[Dataset excerpt]
* START *

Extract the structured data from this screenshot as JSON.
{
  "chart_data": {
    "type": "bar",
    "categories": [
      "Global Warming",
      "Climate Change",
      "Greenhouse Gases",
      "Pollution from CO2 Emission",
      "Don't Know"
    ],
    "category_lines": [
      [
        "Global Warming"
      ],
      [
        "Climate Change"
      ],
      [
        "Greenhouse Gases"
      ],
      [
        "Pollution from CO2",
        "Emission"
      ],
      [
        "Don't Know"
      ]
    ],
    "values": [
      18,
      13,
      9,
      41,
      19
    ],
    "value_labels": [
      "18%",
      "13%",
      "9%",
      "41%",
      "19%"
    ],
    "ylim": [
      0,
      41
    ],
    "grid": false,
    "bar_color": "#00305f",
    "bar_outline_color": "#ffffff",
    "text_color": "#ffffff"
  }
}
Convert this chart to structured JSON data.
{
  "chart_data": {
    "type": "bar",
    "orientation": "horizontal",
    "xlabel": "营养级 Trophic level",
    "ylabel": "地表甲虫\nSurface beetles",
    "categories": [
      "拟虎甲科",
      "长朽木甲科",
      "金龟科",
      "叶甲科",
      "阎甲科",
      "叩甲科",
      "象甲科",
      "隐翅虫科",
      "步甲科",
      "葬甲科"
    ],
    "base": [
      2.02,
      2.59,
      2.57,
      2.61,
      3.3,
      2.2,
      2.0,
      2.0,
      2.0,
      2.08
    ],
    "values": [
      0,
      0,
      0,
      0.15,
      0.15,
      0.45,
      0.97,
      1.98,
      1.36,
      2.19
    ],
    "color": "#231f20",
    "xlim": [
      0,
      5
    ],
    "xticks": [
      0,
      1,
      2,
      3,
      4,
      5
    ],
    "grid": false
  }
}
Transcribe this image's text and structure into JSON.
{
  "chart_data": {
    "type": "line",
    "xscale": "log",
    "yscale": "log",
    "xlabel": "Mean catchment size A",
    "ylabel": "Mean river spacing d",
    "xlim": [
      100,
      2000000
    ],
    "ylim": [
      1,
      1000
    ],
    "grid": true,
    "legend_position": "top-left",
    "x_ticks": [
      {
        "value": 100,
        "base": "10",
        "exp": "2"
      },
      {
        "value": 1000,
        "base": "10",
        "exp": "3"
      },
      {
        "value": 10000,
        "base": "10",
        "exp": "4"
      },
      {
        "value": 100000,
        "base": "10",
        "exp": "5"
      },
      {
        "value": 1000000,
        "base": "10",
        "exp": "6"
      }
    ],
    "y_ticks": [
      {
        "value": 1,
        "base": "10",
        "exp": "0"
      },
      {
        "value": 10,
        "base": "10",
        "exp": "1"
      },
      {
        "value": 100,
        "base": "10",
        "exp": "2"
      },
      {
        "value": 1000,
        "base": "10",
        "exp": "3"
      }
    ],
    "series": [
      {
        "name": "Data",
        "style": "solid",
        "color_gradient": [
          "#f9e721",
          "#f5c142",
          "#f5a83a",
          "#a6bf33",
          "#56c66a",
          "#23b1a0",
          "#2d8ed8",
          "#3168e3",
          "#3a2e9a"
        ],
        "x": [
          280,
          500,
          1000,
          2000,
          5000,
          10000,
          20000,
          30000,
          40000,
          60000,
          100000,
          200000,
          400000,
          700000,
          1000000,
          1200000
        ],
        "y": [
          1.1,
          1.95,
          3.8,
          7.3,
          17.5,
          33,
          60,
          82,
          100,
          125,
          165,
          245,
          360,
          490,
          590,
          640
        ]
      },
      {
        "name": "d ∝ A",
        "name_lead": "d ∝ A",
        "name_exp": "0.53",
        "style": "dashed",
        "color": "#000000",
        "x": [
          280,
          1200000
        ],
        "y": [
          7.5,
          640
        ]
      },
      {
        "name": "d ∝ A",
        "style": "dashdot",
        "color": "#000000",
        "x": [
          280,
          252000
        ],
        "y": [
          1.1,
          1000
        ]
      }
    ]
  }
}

* END *

• _Challenge_
Search the entries for the string "Greenhouse" and collect each line that has it.

• _Solution for this task_
      "Greenhouse Gases",
        "Greenhouse Gases"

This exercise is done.